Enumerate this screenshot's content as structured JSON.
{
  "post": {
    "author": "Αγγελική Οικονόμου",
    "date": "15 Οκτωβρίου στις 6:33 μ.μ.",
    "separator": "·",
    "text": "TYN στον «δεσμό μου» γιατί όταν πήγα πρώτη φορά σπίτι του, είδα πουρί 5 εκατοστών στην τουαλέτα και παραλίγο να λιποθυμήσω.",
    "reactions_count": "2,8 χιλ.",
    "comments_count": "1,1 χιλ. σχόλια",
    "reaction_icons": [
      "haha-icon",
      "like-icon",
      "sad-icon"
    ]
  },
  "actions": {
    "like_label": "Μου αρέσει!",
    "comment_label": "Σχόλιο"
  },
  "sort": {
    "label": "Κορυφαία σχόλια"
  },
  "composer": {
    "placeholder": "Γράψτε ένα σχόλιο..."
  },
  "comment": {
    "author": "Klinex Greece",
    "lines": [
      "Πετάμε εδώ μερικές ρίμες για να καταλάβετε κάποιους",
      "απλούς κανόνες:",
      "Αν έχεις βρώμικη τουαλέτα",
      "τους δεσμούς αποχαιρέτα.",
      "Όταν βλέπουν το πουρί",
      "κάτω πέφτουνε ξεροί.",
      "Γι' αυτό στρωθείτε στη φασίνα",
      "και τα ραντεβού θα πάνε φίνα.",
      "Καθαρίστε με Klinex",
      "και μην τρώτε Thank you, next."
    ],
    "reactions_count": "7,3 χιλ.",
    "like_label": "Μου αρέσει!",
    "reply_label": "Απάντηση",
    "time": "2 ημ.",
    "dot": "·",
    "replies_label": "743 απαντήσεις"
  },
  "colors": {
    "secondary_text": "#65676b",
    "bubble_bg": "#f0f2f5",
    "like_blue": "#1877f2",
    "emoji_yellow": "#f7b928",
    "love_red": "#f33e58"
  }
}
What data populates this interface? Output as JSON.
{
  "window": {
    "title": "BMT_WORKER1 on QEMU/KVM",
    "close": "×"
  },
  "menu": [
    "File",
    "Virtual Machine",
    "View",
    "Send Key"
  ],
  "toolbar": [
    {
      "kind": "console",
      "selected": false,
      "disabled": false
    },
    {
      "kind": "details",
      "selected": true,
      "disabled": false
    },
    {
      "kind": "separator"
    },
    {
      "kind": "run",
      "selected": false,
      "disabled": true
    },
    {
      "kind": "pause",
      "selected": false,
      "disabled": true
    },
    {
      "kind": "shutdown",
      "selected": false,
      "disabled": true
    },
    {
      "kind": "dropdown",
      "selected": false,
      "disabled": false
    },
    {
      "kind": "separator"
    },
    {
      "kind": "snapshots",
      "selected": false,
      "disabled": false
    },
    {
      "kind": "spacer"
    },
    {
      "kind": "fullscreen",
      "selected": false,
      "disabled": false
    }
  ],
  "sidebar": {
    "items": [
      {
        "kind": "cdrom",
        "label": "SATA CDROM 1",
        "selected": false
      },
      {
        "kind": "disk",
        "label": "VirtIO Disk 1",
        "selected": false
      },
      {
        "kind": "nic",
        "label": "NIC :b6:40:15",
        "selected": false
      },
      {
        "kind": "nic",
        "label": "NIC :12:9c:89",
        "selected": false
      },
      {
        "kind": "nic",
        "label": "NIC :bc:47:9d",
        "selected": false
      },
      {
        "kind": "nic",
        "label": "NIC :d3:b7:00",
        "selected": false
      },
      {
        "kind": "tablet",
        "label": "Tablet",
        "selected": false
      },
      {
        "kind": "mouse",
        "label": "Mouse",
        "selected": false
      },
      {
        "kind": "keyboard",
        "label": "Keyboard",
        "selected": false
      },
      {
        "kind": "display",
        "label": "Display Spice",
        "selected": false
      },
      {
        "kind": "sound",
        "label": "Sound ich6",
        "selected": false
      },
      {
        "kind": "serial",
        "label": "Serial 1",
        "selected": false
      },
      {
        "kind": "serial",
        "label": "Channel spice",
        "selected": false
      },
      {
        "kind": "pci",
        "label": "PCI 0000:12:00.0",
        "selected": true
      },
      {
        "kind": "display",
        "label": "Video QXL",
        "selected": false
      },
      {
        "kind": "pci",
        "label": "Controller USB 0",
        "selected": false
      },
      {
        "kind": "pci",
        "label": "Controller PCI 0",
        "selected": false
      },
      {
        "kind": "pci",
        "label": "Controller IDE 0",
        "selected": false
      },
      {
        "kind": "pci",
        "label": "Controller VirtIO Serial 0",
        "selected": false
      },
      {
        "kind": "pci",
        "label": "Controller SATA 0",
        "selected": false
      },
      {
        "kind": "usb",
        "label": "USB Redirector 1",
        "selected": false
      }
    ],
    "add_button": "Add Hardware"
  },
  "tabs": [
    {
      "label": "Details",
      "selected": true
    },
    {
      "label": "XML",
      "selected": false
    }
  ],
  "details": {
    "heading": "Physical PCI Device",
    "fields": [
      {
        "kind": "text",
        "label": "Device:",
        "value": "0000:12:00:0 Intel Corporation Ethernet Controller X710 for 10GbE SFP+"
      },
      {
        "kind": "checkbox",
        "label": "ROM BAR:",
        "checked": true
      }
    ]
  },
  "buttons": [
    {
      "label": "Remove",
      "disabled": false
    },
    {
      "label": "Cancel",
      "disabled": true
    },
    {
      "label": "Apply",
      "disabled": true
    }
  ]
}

> _Exercise goal_
Identify the lines above with the word "Klinex". Copy them.

> _Task output_
    "author": "Klinex Greece",
      "Καθαρίστε με Klinex",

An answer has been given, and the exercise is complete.